_Aim_
Restate the listing that follows word for word, without its pictures.

_Items_
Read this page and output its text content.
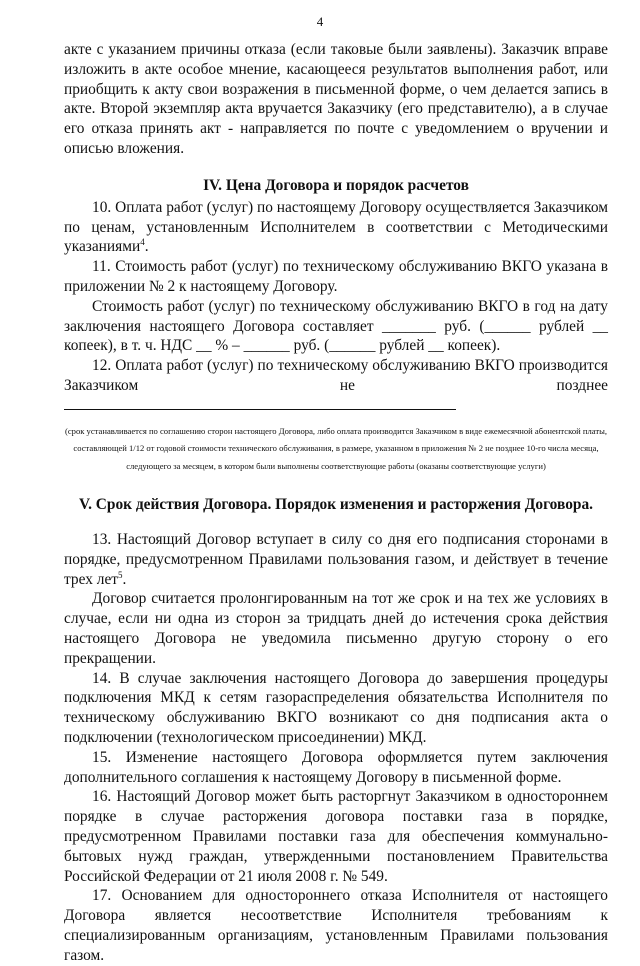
4

акте с указанием причины отказа (если таковые были заявлены). Заказчик вправе изложить в акте особое мнение, касающееся результатов выполнения работ, или приобщить к акту свои возражения в письменной форме, о чем делается запись в акте. Второй экземпляр акта вручается Заказчику (его представителю), а в случае его отказа принять акт - направляется по почте с уведомлением о вручении и описью вложения.

IV. Цена Договора и порядок расчетов

10. Оплата работ (услуг) по настоящему Договору осуществляется Заказчиком по ценам, установленным Исполнителем в соответствии с Методическими указаниями$^4$.

11. Стоимость работ (услуг) по техническому обслуживанию ВКГО указана в приложении № 2 к настоящему Договору.

Стоимость работ (услуг) по техническому обслуживанию ВКГО в год на дату заключения настоящего Договора составляет _______ руб. (______ рублей __ копеек), в т. ч. НДС __ % – ______ руб. (______ рублей __ копеек).

12. Оплата работ (услуг) по техническому обслуживанию ВКГО производится Заказчиком не позднее

(срок устанавливается по соглашению сторон настоящего Договора, либо оплата производится Заказчиком в виде ежемесячной абонентской платы, составляющей 1/12 от годовой стоимости технического обслуживания, в размере, указанном в приложения № 2 не позднее 10-го числа месяца, следующего за месяцем, в котором были выполнены соответствующие работы (оказаны соответствующие услуги)

V. Срок действия Договора. Порядок изменения и расторжения Договора.

13. Настоящий Договор вступает в силу со дня его подписания сторонами в порядке, предусмотренном Правилами пользования газом, и действует в течение трех лет$^5$.

Договор считается пролонгированным на тот же срок и на тех же условиях в случае, если ни одна из сторон за тридцать дней до истечения срока действия настоящего Договора не уведомила письменно другую сторону о его прекращении.

14. В случае заключения настоящего Договора до завершения процедуры подключения МКД к сетям газораспределения обязательства Исполнителя по техническому обслуживанию ВКГО возникают со дня подписания акта о подключении (технологическом присоединении) МКД.

15. Изменение настоящего Договора оформляется путем заключения дополнительного соглашения к настоящему Договору в письменной форме.

16. Настоящий Договор может быть расторгнут Заказчиком в одностороннем порядке в случае расторжения договора поставки газа в порядке, предусмотренном Правилами поставки газа для обеспечения коммунально-бытовых нужд граждан, утвержденными постановлением Правительства Российской Федерации от 21 июля 2008 г. № 549.

17. Основанием для одностороннего отказа Исполнителя от настоящего Договора является несоответствие Исполнителя требованиям к специализированным организациям, установленным Правилами пользования газом.
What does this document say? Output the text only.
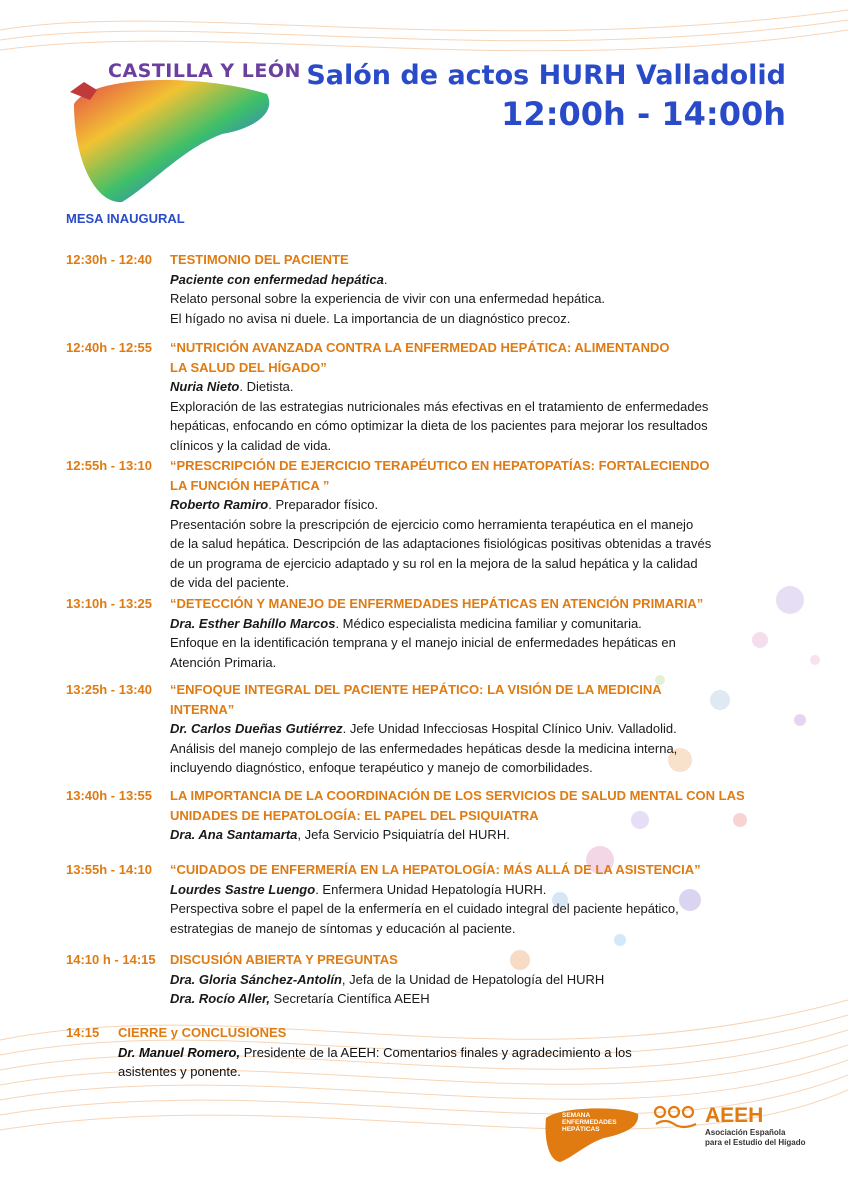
CASTILLA Y LEÓN Salón de actos HURH Valladolid
12:00h - 14:00h
MESA INAUGURAL
12:30h - 12:40 TESTIMONIO DEL PACIENTE
Paciente con enfermedad hepática.
Relato personal sobre la experiencia de vivir con una enfermedad hepática.
El hígado no avisa ni duele. La importancia de un diagnóstico precoz.
12:40h - 12:55 “NUTRICIÓN AVANZADA CONTRA LA ENFERMEDAD HEPÁTICA: ALIMENTANDO
LA SALUD DEL HÍGADO”
Nuria Nieto. Dietista.
Exploración de las estrategias nutricionales más efectivas en el tratamiento de enfermedades
hepáticas, enfocando en cómo optimizar la dieta de los pacientes para mejorar los resultados
clínicos y la calidad de vida.
12:55h - 13:10 “PRESCRIPCIÓN DE EJERCICIO TERAPÉUTICO EN HEPATOPATÍAS: FORTALECIENDO
LA FUNCIÓN HEPÁTICA ”
Roberto Ramiro. Preparador físico.
Presentación sobre la prescripción de ejercicio como herramienta terapéutica en el manejo
de la salud hepática. Descripción de las adaptaciones fisiológicas positivas obtenidas a través
de un programa de ejercicio adaptado y su rol en la mejora de la salud hepática y la calidad
de vida del paciente.
13:10h - 13:25 “DETECCIÓN Y MANEJO DE ENFERMEDADES HEPÁTICAS EN ATENCIÓN PRIMARIA”
Dra. Esther Bahíllo Marcos. Médico especialista medicina familiar y comunitaria.
Enfoque en la identificación temprana y el manejo inicial de enfermedades hepáticas en
Atención Primaria.
13:25h - 13:40 “ENFOQUE INTEGRAL DEL PACIENTE HEPÁTICO: LA VISIÓN DE LA MEDICINA
INTERNA”
Dr. Carlos Dueñas Gutiérrez. Jefe Unidad Infecciosas Hospital Clínico Univ. Valladolid.
Análisis del manejo complejo de las enfermedades hepáticas desde la medicina interna,
incluyendo diagnóstico, enfoque terapéutico y manejo de comorbilidades.
13:40h - 13:55 LA IMPORTANCIA DE LA COORDINACIÓN DE LOS SERVICIOS DE SALUD MENTAL CON LAS
UNIDADES DE HEPATOLOGÍA: EL PAPEL DEL PSIQUIATRA
Dra. Ana Santamarta, Jefa Servicio Psiquiatría del HURH.
13:55h - 14:10 “CUIDADOS DE ENFERMERÍA EN LA HEPATOLOGÍA: MÁS ALLÁ DE LA ASISTENCIA”
Lourdes Sastre Luengo. Enfermera Unidad Hepatología HURH.
Perspectiva sobre el papel de la enfermería en el cuidado integral del paciente hepático,
estrategias de manejo de síntomas y educación al paciente.
14:10 h - 14:15 DISCUSIÓN ABIERTA Y PREGUNTAS
Dra. Gloria Sánchez-Antolín, Jefa de la Unidad de Hepatología del HURH
Dra. Rocío Aller, Secretaría Científica AEEH
14:15 CIERRE y CONCLUSIONES
Dr. Manuel Romero, Presidente de la AEEH: Comentarios finales y agradecimiento a los
asistentes y ponente.
SEMANA
ENFERMEDADES
HEPÁTICAS
AEEH
Asociación Española
para el Estudio del Hígado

_Response to the exercise_
Read this page and output its text content.
4

акте с указанием причины отказа (если таковые были заявлены). Заказчик вправе изложить в акте особое мнение, касающееся результатов выполнения работ, или приобщить к акту свои возражения в письменной форме, о чем делается запись в акте. Второй экземпляр акта вручается Заказчику (его представителю), а в случае его отказа принять акт - направляется по почте с уведомлением о вручении и описью вложения.

IV. Цена Договора и порядок расчетов

10. Оплата работ (услуг) по настоящему Договору осуществляется Заказчиком по ценам, установленным Исполнителем в соответствии с Методическими указаниями$^4$.

11. Стоимость работ (услуг) по техническому обслуживанию ВКГО указана в приложении № 2 к настоящему Договору.

Стоимость работ (услуг) по техническому обслуживанию ВКГО в год на дату заключения настоящего Договора составляет _______ руб. (______ рублей __ копеек), в т. ч. НДС __ % – ______ руб. (______ рублей __ копеек).

12. Оплата работ (услуг) по техническому обслуживанию ВКГО производится Заказчиком не позднее

(срок устанавливается по соглашению сторон настоящего Договора, либо оплата производится Заказчиком в виде ежемесячной абонентской платы, составляющей 1/12 от годовой стоимости технического обслуживания, в размере, указанном в приложения № 2 не позднее 10-го числа месяца, следующего за месяцем, в котором были выполнены соответствующие работы (оказаны соответствующие услуги)

V. Срок действия Договора. Порядок изменения и расторжения Договора.

13. Настоящий Договор вступает в силу со дня его подписания сторонами в порядке, предусмотренном Правилами пользования газом, и действует в течение трех лет$^5$.

Договор считается пролонгированным на тот же срок и на тех же условиях в случае, если ни одна из сторон за тридцать дней до истечения срока действия настоящего Договора не уведомила письменно другую сторону о его прекращении.

14. В случае заключения настоящего Договора до завершения процедуры подключения МКД к сетям газораспределения обязательства Исполнителя по техническому обслуживанию ВКГО возникают со дня подписания акта о подключении (технологическом присоединении) МКД.

15. Изменение настоящего Договора оформляется путем заключения дополнительного соглашения к настоящему Договору в письменной форме.

16. Настоящий Договор может быть расторгнут Заказчиком в одностороннем порядке в случае расторжения договора поставки газа в порядке, предусмотренном Правилами поставки газа для обеспечения коммунально-бытовых нужд граждан, утвержденными постановлением Правительства Российской Федерации от 21 июля 2008 г. № 549.

17. Основанием для одностороннего отказа Исполнителя от настоящего Договора является несоответствие Исполнителя требованиям к специализированным организациям, установленным Правилами пользования газом.
What does this document say? Output the text only.
CASTILLA Y LEÓN Salón de actos HURH Valladolid
12:00h - 14:00h
MESA INAUGURAL
12:30h - 12:40 TESTIMONIO DEL PACIENTE
Paciente con enfermedad hepática.
Relato personal sobre la experiencia de vivir con una enfermedad hepática.
El hígado no avisa ni duele. La importancia de un diagnóstico precoz.
12:40h - 12:55 “NUTRICIÓN AVANZADA CONTRA LA ENFERMEDAD HEPÁTICA: ALIMENTANDO
LA SALUD DEL HÍGADO”
Nuria Nieto. Dietista.
Exploración de las estrategias nutricionales más efectivas en el tratamiento de enfermedades
hepáticas, enfocando en cómo optimizar la dieta de los pacientes para mejorar los resultados
clínicos y la calidad de vida.
12:55h - 13:10 “PRESCRIPCIÓN DE EJERCICIO TERAPÉUTICO EN HEPATOPATÍAS: FORTALECIENDO
LA FUNCIÓN HEPÁTICA ”
Roberto Ramiro. Preparador físico.
Presentación sobre la prescripción de ejercicio como herramienta terapéutica en el manejo
de la salud hepática. Descripción de las adaptaciones fisiológicas positivas obtenidas a través
de un programa de ejercicio adaptado y su rol en la mejora de la salud hepática y la calidad
de vida del paciente.
13:10h - 13:25 “DETECCIÓN Y MANEJO DE ENFERMEDADES HEPÁTICAS EN ATENCIÓN PRIMARIA”
Dra. Esther Bahíllo Marcos. Médico especialista medicina familiar y comunitaria.
Enfoque en la identificación temprana y el manejo inicial de enfermedades hepáticas en
Atención Primaria.
13:25h - 13:40 “ENFOQUE INTEGRAL DEL PACIENTE HEPÁTICO: LA VISIÓN DE LA MEDICINA
INTERNA”
Dr. Carlos Dueñas Gutiérrez. Jefe Unidad Infecciosas Hospital Clínico Univ. Valladolid.
Análisis del manejo complejo de las enfermedades hepáticas desde la medicina interna,
incluyendo diagnóstico, enfoque terapéutico y manejo de comorbilidades.
13:40h - 13:55 LA IMPORTANCIA DE LA COORDINACIÓN DE LOS SERVICIOS DE SALUD MENTAL CON LAS
UNIDADES DE HEPATOLOGÍA: EL PAPEL DEL PSIQUIATRA
Dra. Ana Santamarta, Jefa Servicio Psiquiatría del HURH.
13:55h - 14:10 “CUIDADOS DE ENFERMERÍA EN LA HEPATOLOGÍA: MÁS ALLÁ DE LA ASISTENCIA”
Lourdes Sastre Luengo. Enfermera Unidad Hepatología HURH.
Perspectiva sobre el papel de la enfermería en el cuidado integral del paciente hepático,
estrategias de manejo de síntomas y educación al paciente.
14:10 h - 14:15 DISCUSIÓN ABIERTA Y PREGUNTAS
Dra. Gloria Sánchez-Antolín, Jefa de la Unidad de Hepatología del HURH
Dra. Rocío Aller, Secretaría Científica AEEH
14:15 CIERRE y CONCLUSIONES
Dr. Manuel Romero, Presidente de la AEEH: Comentarios finales y agradecimiento a los
asistentes y ponente.
SEMANA
ENFERMEDADES
HEPÁTICAS
AEEH
Asociación Española
para el Estudio del Hígado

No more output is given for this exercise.